Directions:
The records below must be duplicated exactly, character for character.
= = =
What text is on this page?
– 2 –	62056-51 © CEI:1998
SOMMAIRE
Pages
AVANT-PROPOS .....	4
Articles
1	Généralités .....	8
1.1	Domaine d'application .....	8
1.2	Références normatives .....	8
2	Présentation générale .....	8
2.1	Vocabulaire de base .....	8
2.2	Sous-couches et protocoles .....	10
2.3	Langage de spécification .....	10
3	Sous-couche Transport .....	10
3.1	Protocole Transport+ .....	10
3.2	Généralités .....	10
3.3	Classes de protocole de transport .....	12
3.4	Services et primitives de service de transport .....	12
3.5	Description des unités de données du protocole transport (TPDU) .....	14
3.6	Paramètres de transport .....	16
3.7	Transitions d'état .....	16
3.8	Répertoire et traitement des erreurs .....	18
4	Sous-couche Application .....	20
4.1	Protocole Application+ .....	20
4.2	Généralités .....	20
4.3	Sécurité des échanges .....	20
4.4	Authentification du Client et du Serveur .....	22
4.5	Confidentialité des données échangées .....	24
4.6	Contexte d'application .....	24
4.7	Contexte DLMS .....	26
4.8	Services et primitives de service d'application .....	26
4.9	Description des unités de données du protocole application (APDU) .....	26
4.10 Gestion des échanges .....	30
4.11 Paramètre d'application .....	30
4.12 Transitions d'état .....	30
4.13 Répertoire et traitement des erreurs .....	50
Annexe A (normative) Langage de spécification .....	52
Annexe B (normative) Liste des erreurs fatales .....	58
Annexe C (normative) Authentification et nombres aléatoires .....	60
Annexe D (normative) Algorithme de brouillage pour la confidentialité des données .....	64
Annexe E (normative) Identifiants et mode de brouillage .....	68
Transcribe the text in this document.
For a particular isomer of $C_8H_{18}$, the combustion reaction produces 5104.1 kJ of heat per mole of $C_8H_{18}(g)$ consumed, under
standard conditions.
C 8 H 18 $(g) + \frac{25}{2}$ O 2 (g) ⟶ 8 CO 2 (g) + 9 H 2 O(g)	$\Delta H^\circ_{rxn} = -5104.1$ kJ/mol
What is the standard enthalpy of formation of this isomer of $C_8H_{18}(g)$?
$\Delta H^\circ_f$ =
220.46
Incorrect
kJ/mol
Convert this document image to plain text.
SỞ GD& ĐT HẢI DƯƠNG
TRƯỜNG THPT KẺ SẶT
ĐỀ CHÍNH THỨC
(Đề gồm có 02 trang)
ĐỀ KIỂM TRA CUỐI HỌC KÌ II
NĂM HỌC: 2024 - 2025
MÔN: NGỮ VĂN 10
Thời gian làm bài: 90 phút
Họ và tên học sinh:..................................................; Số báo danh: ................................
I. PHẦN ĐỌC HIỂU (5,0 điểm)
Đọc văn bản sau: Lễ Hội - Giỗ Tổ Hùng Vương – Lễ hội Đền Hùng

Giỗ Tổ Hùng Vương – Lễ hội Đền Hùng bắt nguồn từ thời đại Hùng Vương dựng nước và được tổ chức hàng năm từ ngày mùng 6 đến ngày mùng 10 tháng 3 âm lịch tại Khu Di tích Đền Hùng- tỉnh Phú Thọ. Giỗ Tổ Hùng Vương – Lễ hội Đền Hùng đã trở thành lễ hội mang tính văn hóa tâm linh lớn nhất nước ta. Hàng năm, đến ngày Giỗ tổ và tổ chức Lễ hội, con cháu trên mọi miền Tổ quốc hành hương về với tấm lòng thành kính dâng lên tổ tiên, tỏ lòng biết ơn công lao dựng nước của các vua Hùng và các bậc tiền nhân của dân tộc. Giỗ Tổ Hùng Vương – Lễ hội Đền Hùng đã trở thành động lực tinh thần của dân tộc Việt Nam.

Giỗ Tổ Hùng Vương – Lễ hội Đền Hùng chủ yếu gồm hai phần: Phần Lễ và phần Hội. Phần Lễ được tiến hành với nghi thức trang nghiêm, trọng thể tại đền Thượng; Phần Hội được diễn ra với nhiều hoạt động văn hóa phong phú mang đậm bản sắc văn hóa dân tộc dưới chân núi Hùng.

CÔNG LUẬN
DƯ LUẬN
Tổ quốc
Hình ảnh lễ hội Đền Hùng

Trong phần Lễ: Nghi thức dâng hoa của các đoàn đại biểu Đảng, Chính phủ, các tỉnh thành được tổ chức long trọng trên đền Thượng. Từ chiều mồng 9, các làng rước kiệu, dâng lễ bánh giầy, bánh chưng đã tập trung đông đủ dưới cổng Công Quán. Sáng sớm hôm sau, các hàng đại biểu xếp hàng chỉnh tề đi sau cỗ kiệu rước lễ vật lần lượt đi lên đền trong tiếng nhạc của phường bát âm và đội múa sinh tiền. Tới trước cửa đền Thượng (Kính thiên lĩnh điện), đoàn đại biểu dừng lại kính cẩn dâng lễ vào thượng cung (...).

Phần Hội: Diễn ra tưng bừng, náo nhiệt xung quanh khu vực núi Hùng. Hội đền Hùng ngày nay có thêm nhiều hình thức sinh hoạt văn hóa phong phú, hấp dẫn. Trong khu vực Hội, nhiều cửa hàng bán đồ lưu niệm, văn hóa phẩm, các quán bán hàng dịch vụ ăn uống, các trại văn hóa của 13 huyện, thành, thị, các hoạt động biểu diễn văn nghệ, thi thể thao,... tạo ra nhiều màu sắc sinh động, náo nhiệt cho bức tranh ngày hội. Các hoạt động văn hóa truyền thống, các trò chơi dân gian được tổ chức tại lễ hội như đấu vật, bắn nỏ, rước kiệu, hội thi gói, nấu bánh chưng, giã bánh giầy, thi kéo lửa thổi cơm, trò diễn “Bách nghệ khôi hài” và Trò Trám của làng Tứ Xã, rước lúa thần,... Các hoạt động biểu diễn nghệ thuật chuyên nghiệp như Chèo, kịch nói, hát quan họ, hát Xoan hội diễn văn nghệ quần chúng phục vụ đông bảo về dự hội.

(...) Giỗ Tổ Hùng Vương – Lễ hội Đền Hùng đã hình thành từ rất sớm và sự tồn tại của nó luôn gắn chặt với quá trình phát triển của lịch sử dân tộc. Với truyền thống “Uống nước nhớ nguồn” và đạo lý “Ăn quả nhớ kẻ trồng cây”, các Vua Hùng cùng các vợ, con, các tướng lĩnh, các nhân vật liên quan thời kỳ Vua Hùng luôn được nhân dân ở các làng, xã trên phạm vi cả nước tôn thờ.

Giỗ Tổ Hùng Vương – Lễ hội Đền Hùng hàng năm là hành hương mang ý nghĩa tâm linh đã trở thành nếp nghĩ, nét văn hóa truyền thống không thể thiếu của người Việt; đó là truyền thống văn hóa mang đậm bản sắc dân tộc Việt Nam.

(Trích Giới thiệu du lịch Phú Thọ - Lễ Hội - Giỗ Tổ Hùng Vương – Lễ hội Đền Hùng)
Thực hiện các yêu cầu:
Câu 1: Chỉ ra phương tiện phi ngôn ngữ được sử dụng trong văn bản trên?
= = =
Solution:
What text is on this page?
– 2 –	62056-51 © CEI:1998
SOMMAIRE
Pages
AVANT-PROPOS .....	4
Articles
1	Généralités .....	8
1.1	Domaine d'application .....	8
1.2	Références normatives .....	8
2	Présentation générale .....	8
2.1	Vocabulaire de base .....	8
2.2	Sous-couches et protocoles .....	10
2.3	Langage de spécification .....	10
3	Sous-couche Transport .....	10
3.1	Protocole Transport+ .....	10
3.2	Généralités .....	10
3.3	Classes de protocole de transport .....	12
3.4	Services et primitives de service de transport .....	12
3.5	Description des unités de données du protocole transport (TPDU) .....	14
3.6	Paramètres de transport .....	16
3.7	Transitions d'état .....	16
3.8	Répertoire et traitement des erreurs .....	18
4	Sous-couche Application .....	20
4.1	Protocole Application+ .....	20
4.2	Généralités .....	20
4.3	Sécurité des échanges .....	20
4.4	Authentification du Client et du Serveur .....	22
4.5	Confidentialité des données échangées .....	24
4.6	Contexte d'application .....	24
4.7	Contexte DLMS .....	26
4.8	Services et primitives de service d'application .....	26
4.9	Description des unités de données du protocole application (APDU) .....	26
4.10 Gestion des échanges .....	30
4.11 Paramètre d'application .....	30
4.12 Transitions d'état .....	30
4.13 Répertoire et traitement des erreurs .....	50
Annexe A (normative) Langage de spécification .....	52
Annexe B (normative) Liste des erreurs fatales .....	58
Annexe C (normative) Authentification et nombres aléatoires .....	60
Annexe D (normative) Algorithme de brouillage pour la confidentialité des données .....	64
Annexe E (normative) Identifiants et mode de brouillage .....	68
Transcribe the text in this document.
For a particular isomer of $C_8H_{18}$, the combustion reaction produces 5104.1 kJ of heat per mole of $C_8H_{18}(g)$ consumed, under
standard conditions.
C 8 H 18 $(g) + \frac{25}{2}$ O 2 (g) ⟶ 8 CO 2 (g) + 9 H 2 O(g)	$\Delta H^\circ_{rxn} = -5104.1$ kJ/mol
What is the standard enthalpy of formation of this isomer of $C_8H_{18}(g)$?
$\Delta H^\circ_f$ =
220.46
Incorrect
kJ/mol
Convert this document image to plain text.
SỞ GD& ĐT HẢI DƯƠNG
TRƯỜNG THPT KẺ SẶT
ĐỀ CHÍNH THỨC
(Đề gồm có 02 trang)
ĐỀ KIỂM TRA CUỐI HỌC KÌ II
NĂM HỌC: 2024 - 2025
MÔN: NGỮ VĂN 10
Thời gian làm bài: 90 phút
Họ và tên học sinh:..................................................; Số báo danh: ................................
I. PHẦN ĐỌC HIỂU (5,0 điểm)
Đọc văn bản sau: Lễ Hội - Giỗ Tổ Hùng Vương – Lễ hội Đền Hùng

Giỗ Tổ Hùng Vương – Lễ hội Đền Hùng bắt nguồn từ thời đại Hùng Vương dựng nước và được tổ chức hàng năm từ ngày mùng 6 đến ngày mùng 10 tháng 3 âm lịch tại Khu Di tích Đền Hùng- tỉnh Phú Thọ. Giỗ Tổ Hùng Vương – Lễ hội Đền Hùng đã trở thành lễ hội mang tính văn hóa tâm linh lớn nhất nước ta. Hàng năm, đến ngày Giỗ tổ và tổ chức Lễ hội, con cháu trên mọi miền Tổ quốc hành hương về với tấm lòng thành kính dâng lên tổ tiên, tỏ lòng biết ơn công lao dựng nước của các vua Hùng và các bậc tiền nhân của dân tộc. Giỗ Tổ Hùng Vương – Lễ hội Đền Hùng đã trở thành động lực tinh thần của dân tộc Việt Nam.

Giỗ Tổ Hùng Vương – Lễ hội Đền Hùng chủ yếu gồm hai phần: Phần Lễ và phần Hội. Phần Lễ được tiến hành với nghi thức trang nghiêm, trọng thể tại đền Thượng; Phần Hội được diễn ra với nhiều hoạt động văn hóa phong phú mang đậm bản sắc văn hóa dân tộc dưới chân núi Hùng.

CÔNG LUẬN
DƯ LUẬN
Tổ quốc
Hình ảnh lễ hội Đền Hùng

Trong phần Lễ: Nghi thức dâng hoa của các đoàn đại biểu Đảng, Chính phủ, các tỉnh thành được tổ chức long trọng trên đền Thượng. Từ chiều mồng 9, các làng rước kiệu, dâng lễ bánh giầy, bánh chưng đã tập trung đông đủ dưới cổng Công Quán. Sáng sớm hôm sau, các hàng đại biểu xếp hàng chỉnh tề đi sau cỗ kiệu rước lễ vật lần lượt đi lên đền trong tiếng nhạc của phường bát âm và đội múa sinh tiền. Tới trước cửa đền Thượng (Kính thiên lĩnh điện), đoàn đại biểu dừng lại kính cẩn dâng lễ vào thượng cung (...).

Phần Hội: Diễn ra tưng bừng, náo nhiệt xung quanh khu vực núi Hùng. Hội đền Hùng ngày nay có thêm nhiều hình thức sinh hoạt văn hóa phong phú, hấp dẫn. Trong khu vực Hội, nhiều cửa hàng bán đồ lưu niệm, văn hóa phẩm, các quán bán hàng dịch vụ ăn uống, các trại văn hóa của 13 huyện, thành, thị, các hoạt động biểu diễn văn nghệ, thi thể thao,... tạo ra nhiều màu sắc sinh động, náo nhiệt cho bức tranh ngày hội. Các hoạt động văn hóa truyền thống, các trò chơi dân gian được tổ chức tại lễ hội như đấu vật, bắn nỏ, rước kiệu, hội thi gói, nấu bánh chưng, giã bánh giầy, thi kéo lửa thổi cơm, trò diễn “Bách nghệ khôi hài” và Trò Trám của làng Tứ Xã, rước lúa thần,... Các hoạt động biểu diễn nghệ thuật chuyên nghiệp như Chèo, kịch nói, hát quan họ, hát Xoan hội diễn văn nghệ quần chúng phục vụ đông bảo về dự hội.

(...) Giỗ Tổ Hùng Vương – Lễ hội Đền Hùng đã hình thành từ rất sớm và sự tồn tại của nó luôn gắn chặt với quá trình phát triển của lịch sử dân tộc. Với truyền thống “Uống nước nhớ nguồn” và đạo lý “Ăn quả nhớ kẻ trồng cây”, các Vua Hùng cùng các vợ, con, các tướng lĩnh, các nhân vật liên quan thời kỳ Vua Hùng luôn được nhân dân ở các làng, xã trên phạm vi cả nước tôn thờ.

Giỗ Tổ Hùng Vương – Lễ hội Đền Hùng hàng năm là hành hương mang ý nghĩa tâm linh đã trở thành nếp nghĩ, nét văn hóa truyền thống không thể thiếu của người Việt; đó là truyền thống văn hóa mang đậm bản sắc dân tộc Việt Nam.

(Trích Giới thiệu du lịch Phú Thọ - Lễ Hội - Giỗ Tổ Hùng Vương – Lễ hội Đền Hùng)
Thực hiện các yêu cầu:
Câu 1: Chỉ ra phương tiện phi ngôn ngữ được sử dụng trong văn bản trên?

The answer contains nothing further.